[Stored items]
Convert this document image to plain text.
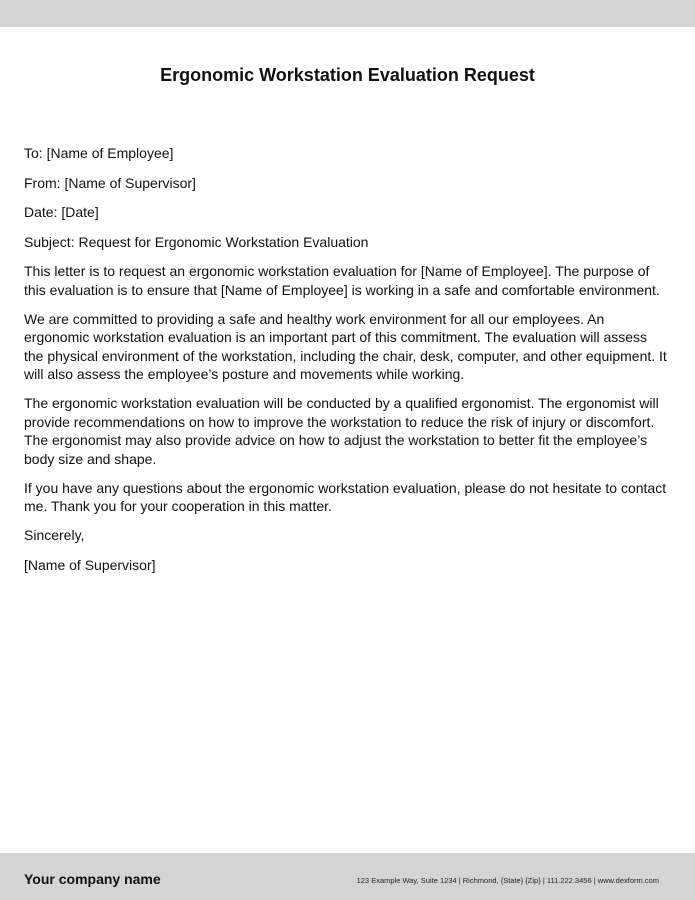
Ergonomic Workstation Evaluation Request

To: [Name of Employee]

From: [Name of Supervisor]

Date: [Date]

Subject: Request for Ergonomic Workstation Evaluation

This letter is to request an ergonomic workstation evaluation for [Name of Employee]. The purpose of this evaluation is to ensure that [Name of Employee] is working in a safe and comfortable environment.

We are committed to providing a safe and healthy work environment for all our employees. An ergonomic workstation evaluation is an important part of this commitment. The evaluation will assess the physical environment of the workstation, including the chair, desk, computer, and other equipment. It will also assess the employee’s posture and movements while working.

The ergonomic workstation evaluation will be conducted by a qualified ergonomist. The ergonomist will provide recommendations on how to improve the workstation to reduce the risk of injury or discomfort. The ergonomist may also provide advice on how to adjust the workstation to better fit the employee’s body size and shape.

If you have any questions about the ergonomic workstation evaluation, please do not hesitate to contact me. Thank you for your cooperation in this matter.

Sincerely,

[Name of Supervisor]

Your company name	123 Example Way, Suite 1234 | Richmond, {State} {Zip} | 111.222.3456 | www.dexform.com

▶ _Work required_
Locate the word "Supervisor" in the entries, and copy every line where it is found.

▶ _Written answer_
From: [Name of Supervisor]
[Name of Supervisor]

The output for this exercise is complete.